— Start of Data provided —

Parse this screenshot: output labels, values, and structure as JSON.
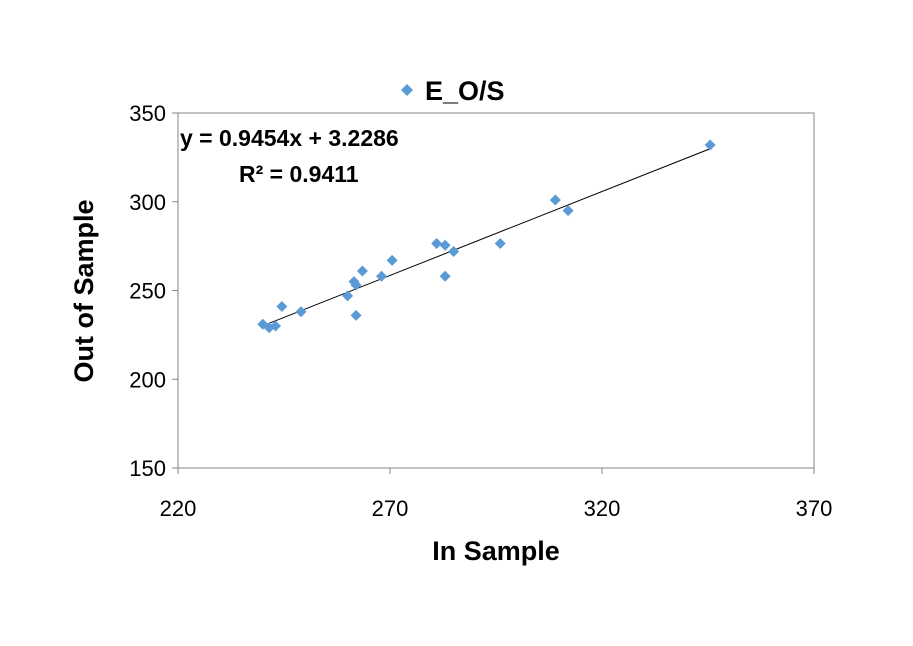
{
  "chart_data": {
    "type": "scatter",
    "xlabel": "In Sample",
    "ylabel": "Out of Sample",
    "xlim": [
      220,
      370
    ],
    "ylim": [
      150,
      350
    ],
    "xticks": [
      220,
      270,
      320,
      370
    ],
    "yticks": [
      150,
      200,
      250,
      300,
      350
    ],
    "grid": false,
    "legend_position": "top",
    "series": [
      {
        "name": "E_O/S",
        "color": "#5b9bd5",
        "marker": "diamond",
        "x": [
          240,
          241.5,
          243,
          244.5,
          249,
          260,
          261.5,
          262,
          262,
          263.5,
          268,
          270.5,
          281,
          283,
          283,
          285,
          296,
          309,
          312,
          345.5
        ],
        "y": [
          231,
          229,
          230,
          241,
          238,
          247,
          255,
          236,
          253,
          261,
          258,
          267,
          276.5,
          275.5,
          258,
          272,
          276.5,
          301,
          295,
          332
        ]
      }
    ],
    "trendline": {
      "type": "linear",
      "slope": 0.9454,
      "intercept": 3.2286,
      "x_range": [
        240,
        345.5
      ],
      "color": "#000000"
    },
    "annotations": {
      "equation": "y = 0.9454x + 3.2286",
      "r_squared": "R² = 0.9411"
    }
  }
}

— End of Data provided —
— Start of Data provided —

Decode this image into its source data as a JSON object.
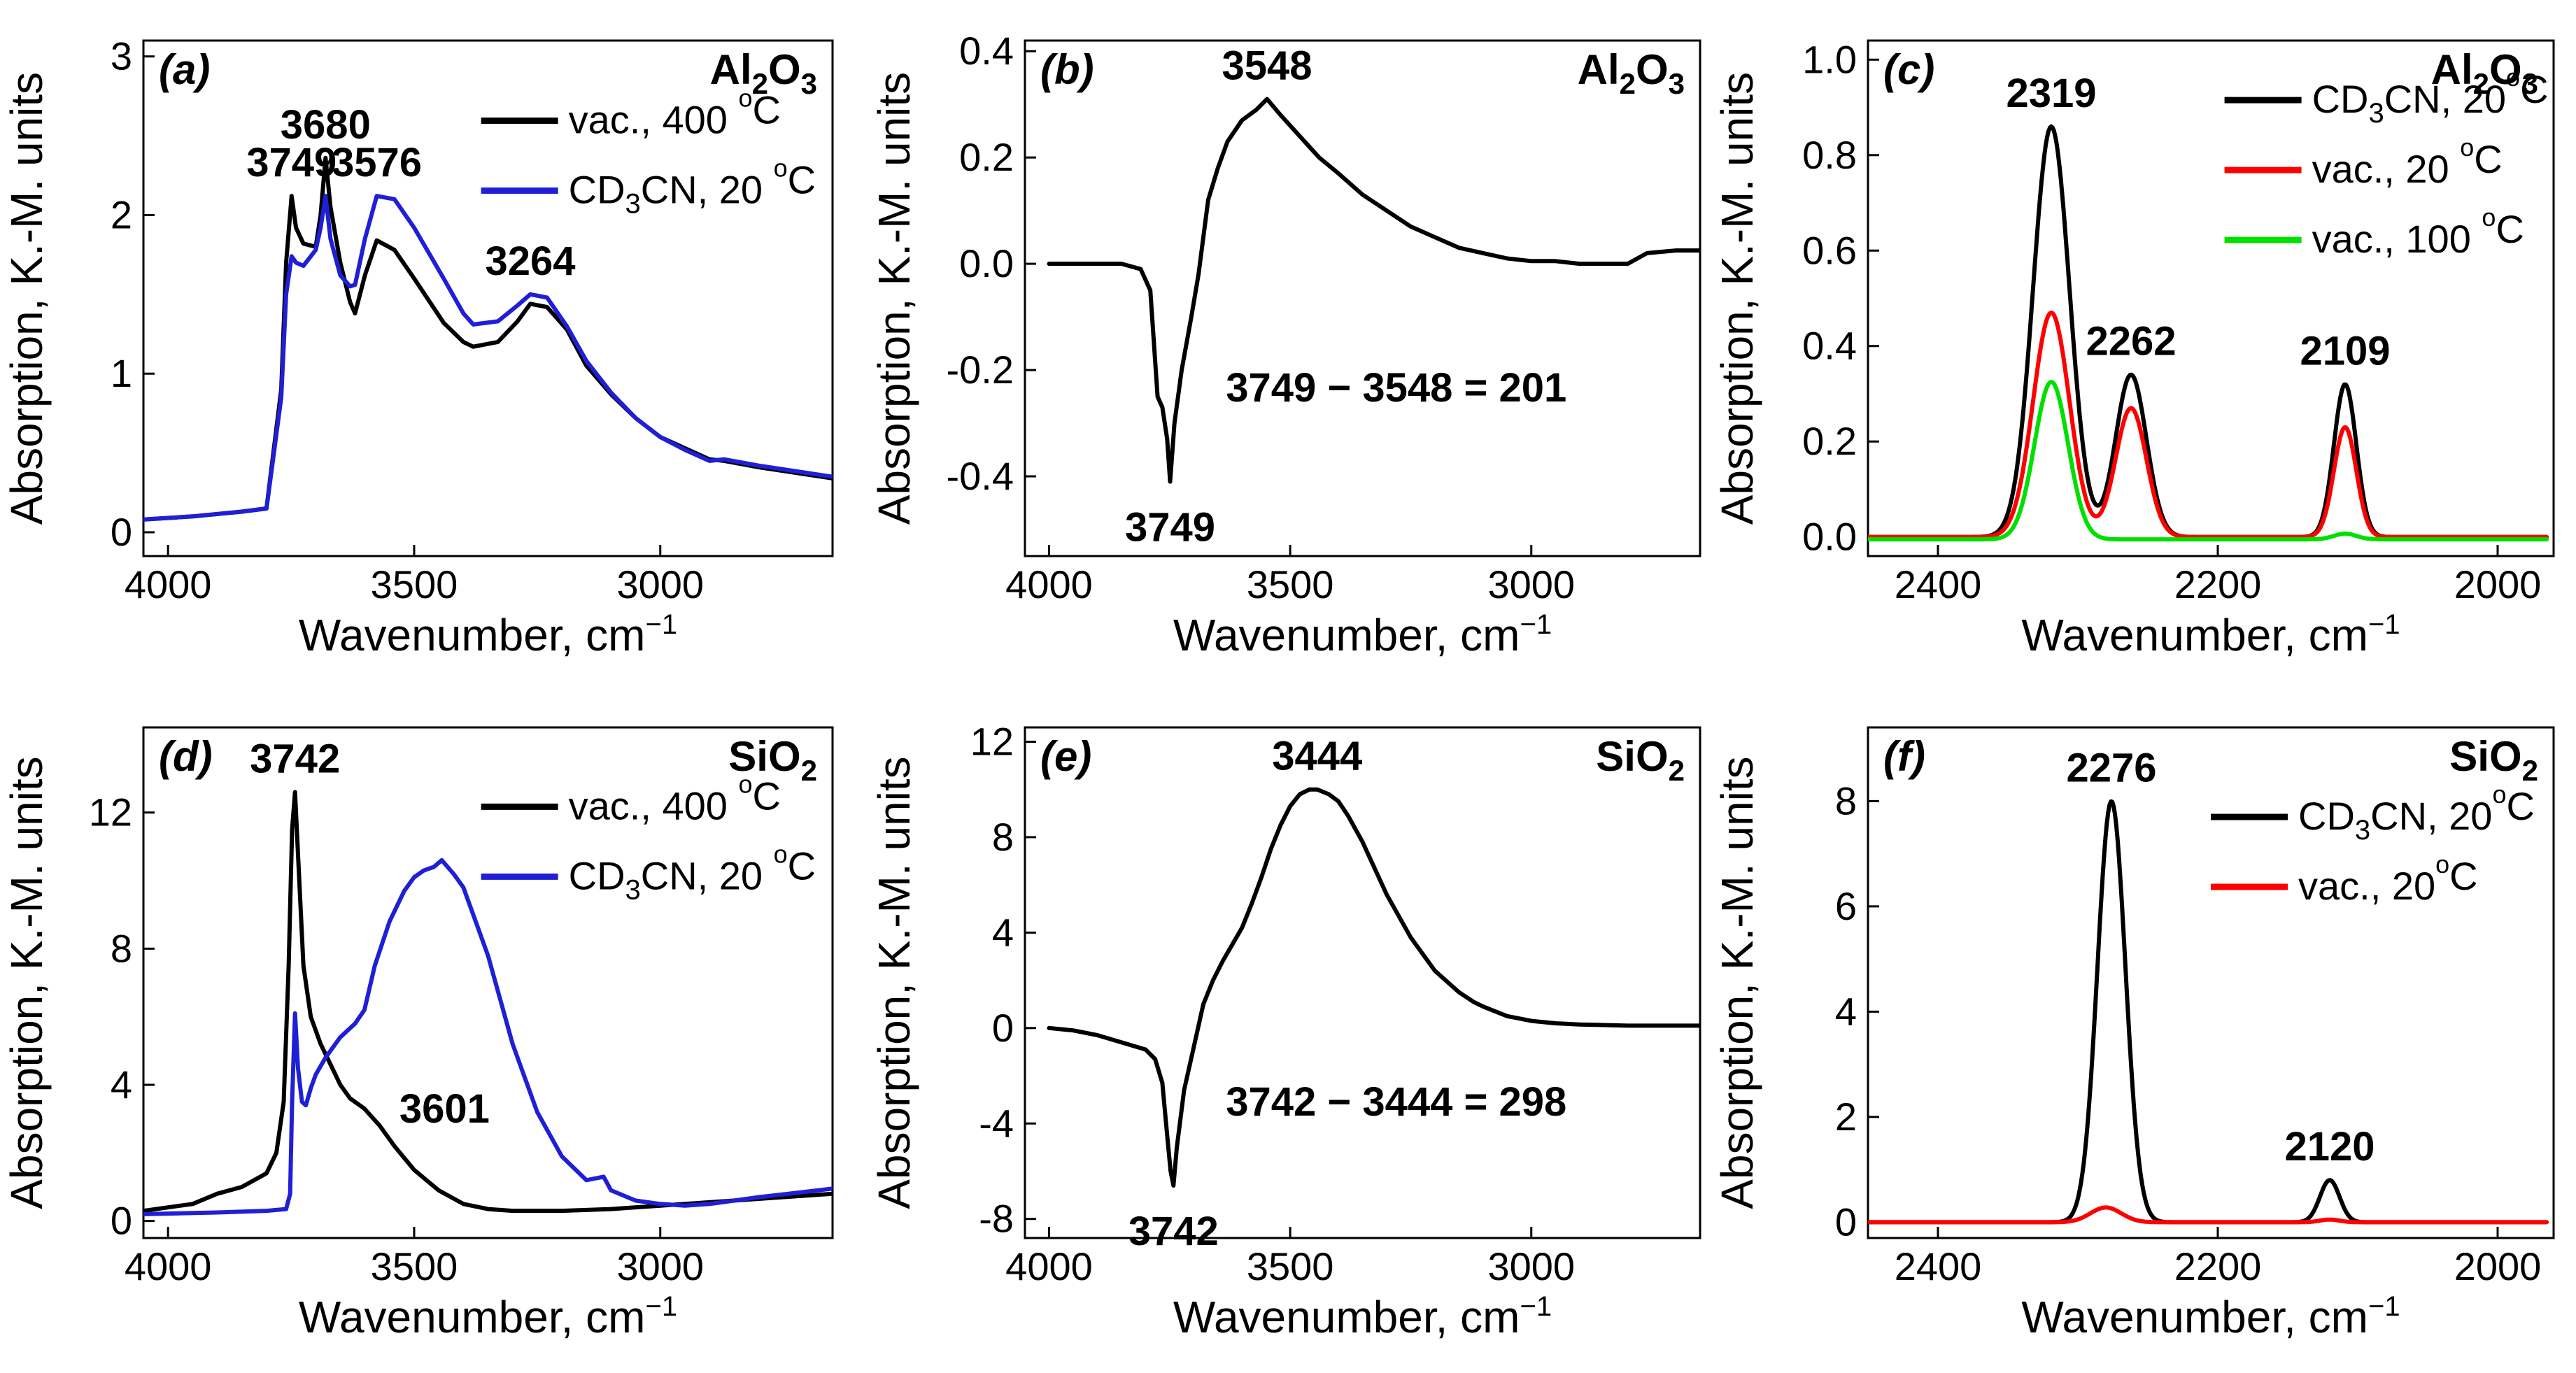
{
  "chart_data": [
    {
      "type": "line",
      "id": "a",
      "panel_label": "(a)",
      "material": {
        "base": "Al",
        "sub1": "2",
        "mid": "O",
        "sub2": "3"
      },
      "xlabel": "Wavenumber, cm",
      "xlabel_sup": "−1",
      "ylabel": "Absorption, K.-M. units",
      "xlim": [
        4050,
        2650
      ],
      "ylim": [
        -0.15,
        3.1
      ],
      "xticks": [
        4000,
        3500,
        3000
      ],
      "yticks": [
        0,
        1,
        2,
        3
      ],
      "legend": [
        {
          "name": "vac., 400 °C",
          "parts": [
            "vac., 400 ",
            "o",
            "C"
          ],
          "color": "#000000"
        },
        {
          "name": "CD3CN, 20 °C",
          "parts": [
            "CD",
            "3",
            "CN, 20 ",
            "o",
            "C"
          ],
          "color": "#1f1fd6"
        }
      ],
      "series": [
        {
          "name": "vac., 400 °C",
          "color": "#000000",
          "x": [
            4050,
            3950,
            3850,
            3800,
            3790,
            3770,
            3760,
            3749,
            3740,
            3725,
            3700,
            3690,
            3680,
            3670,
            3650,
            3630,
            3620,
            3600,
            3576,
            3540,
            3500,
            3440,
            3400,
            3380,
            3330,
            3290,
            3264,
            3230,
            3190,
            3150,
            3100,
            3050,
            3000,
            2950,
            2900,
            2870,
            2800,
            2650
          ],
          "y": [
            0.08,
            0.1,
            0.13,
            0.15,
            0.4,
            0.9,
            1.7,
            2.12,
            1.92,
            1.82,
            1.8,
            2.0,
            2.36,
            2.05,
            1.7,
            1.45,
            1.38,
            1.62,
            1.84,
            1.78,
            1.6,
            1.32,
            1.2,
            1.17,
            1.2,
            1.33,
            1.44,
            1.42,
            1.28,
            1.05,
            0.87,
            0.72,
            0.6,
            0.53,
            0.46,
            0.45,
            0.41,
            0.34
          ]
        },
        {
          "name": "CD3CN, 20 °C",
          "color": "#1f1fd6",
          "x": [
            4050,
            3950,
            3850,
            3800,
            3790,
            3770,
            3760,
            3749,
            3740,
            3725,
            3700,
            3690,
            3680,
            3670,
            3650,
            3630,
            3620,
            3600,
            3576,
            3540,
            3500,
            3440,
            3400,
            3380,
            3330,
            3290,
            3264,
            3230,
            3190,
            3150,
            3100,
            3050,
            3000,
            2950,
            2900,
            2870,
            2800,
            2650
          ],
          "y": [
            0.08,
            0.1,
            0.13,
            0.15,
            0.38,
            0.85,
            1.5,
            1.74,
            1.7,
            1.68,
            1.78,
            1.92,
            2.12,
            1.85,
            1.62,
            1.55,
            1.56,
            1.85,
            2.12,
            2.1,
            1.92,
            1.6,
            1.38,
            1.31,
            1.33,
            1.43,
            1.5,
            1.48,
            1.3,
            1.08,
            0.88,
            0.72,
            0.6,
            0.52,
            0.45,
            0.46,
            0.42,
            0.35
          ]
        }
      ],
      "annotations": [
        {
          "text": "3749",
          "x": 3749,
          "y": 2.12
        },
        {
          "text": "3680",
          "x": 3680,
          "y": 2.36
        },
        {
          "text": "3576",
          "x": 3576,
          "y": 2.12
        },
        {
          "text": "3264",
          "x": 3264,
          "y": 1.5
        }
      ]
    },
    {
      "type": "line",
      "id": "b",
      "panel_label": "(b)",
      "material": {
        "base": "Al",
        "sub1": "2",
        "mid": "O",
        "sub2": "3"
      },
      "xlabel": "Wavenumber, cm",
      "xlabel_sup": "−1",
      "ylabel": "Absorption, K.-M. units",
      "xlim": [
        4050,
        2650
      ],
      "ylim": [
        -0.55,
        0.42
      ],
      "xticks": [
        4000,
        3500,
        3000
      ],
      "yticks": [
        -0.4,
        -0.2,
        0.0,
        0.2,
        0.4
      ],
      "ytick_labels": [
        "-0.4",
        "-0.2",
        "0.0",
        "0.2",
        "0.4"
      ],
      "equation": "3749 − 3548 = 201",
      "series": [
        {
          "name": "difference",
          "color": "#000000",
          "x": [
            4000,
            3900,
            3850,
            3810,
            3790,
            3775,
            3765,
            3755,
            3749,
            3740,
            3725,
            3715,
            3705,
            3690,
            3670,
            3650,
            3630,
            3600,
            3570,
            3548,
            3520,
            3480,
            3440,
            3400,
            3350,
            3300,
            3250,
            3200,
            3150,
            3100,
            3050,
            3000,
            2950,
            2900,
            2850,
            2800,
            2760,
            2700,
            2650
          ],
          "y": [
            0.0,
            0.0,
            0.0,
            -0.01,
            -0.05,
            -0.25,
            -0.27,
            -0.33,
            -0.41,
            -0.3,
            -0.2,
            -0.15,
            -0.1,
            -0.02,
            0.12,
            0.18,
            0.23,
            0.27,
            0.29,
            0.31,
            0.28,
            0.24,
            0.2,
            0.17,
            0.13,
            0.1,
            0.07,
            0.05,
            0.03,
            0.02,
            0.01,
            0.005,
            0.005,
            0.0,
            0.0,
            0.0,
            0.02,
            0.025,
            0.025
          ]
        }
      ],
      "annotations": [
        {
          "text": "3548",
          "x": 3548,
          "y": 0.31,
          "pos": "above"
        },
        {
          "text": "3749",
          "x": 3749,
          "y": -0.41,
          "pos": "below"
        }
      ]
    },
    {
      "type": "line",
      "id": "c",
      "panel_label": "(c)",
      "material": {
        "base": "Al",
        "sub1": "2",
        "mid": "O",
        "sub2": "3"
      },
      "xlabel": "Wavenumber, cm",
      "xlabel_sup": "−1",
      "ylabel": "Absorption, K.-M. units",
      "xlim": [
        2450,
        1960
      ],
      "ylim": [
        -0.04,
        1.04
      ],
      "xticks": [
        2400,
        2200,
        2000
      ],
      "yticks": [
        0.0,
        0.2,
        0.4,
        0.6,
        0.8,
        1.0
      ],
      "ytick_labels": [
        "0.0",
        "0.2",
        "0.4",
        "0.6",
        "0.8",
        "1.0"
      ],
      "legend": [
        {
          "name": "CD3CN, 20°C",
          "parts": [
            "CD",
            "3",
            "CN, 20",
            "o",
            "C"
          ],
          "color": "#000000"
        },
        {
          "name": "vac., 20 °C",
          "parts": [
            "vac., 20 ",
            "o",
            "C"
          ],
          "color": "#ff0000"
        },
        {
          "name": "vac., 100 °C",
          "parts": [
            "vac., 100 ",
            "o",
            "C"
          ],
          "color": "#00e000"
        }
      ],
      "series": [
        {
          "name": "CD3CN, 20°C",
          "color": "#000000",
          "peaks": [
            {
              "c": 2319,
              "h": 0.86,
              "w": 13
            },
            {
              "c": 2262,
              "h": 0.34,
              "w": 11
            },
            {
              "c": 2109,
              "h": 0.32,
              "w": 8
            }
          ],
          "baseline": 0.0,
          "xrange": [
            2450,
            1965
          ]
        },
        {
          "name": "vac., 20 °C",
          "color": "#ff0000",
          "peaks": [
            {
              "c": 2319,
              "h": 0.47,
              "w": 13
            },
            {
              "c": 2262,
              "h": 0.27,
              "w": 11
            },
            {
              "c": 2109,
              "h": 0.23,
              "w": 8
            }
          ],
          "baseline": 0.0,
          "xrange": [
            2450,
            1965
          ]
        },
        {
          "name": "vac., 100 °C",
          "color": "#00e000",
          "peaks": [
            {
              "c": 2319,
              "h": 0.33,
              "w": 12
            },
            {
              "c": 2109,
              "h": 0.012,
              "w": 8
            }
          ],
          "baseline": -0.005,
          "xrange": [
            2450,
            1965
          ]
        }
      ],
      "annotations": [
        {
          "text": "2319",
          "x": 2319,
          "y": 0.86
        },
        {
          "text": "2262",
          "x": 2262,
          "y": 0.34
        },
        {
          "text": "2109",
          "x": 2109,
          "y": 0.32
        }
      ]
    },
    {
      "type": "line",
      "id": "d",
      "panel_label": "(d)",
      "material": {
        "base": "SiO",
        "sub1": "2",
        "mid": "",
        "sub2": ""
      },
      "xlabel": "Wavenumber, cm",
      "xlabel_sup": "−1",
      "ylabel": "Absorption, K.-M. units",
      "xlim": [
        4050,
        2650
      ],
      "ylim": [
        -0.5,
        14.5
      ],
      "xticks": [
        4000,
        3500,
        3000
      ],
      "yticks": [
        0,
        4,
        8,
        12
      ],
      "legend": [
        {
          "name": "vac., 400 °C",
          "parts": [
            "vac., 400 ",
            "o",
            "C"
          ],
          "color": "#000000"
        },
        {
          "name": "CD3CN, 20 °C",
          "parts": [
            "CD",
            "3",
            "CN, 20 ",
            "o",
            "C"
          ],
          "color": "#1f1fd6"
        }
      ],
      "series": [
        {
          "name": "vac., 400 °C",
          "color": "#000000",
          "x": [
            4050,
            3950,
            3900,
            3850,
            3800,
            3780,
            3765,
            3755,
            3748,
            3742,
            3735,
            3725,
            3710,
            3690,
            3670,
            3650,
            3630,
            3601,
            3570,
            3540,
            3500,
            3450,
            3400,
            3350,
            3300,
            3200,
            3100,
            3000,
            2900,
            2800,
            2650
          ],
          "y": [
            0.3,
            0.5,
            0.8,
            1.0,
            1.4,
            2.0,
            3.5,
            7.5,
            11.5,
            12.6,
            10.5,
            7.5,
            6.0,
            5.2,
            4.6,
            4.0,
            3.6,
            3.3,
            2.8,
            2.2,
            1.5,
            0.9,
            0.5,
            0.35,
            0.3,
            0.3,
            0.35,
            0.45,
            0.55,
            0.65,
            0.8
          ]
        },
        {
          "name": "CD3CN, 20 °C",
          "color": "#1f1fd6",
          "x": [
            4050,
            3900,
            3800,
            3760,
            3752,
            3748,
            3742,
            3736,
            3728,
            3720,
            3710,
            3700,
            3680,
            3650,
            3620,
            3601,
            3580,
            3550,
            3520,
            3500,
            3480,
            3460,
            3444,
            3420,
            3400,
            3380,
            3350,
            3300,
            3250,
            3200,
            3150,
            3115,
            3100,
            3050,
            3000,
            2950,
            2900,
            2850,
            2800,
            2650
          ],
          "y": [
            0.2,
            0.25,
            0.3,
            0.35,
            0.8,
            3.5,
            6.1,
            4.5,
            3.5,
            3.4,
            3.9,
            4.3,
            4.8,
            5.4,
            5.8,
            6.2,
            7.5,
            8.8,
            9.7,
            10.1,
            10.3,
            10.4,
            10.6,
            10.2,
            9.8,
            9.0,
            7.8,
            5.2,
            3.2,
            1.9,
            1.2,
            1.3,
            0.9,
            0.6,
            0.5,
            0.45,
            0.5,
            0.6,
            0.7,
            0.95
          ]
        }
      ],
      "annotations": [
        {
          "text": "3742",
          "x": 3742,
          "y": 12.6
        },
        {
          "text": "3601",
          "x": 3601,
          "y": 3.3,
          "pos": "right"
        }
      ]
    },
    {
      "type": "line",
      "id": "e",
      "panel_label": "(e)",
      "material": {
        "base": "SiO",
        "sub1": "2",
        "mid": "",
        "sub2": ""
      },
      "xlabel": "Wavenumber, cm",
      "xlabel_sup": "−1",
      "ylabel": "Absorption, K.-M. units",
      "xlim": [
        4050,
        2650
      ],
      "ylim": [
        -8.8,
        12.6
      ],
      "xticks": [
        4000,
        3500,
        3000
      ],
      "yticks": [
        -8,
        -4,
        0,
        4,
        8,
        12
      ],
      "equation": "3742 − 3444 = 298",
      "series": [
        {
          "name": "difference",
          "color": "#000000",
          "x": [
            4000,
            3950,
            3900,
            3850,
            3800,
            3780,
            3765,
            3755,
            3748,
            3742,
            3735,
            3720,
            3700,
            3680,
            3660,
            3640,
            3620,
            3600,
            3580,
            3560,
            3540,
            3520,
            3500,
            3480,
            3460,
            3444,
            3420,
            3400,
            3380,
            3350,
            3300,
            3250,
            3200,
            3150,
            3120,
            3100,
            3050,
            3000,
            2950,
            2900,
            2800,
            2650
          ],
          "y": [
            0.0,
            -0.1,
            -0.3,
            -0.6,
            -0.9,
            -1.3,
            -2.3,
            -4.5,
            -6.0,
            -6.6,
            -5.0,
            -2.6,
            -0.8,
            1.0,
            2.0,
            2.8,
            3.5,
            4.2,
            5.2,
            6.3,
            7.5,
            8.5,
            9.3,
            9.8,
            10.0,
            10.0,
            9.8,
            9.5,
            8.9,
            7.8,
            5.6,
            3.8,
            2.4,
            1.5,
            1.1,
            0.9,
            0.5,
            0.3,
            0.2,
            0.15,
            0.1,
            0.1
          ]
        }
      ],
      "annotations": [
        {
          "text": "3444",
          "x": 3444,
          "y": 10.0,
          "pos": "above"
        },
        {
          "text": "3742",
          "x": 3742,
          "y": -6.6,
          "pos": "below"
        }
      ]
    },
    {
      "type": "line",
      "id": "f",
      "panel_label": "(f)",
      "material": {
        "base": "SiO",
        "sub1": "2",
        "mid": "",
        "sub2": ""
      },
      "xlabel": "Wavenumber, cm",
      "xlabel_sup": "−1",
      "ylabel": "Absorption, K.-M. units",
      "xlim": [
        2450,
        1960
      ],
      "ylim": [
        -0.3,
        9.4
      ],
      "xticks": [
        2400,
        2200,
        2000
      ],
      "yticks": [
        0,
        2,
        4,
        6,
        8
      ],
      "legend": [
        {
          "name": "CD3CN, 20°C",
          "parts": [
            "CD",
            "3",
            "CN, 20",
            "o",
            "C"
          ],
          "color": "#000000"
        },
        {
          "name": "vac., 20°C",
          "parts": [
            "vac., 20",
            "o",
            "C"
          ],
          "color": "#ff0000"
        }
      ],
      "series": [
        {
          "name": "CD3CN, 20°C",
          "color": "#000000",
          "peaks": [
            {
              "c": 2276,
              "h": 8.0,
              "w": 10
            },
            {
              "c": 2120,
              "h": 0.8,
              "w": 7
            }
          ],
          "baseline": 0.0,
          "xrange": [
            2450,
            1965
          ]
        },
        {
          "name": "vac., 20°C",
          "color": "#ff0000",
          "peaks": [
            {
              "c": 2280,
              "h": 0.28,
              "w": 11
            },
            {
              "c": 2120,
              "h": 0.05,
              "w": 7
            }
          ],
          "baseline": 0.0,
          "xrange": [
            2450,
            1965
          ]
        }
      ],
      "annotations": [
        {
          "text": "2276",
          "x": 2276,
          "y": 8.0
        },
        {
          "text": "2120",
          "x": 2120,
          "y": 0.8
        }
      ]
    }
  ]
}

— End of Data provided —

Gather and return every line that holds the string "Sample".

    "xlabel": "In Sample",
    "ylabel": "Out of Sample",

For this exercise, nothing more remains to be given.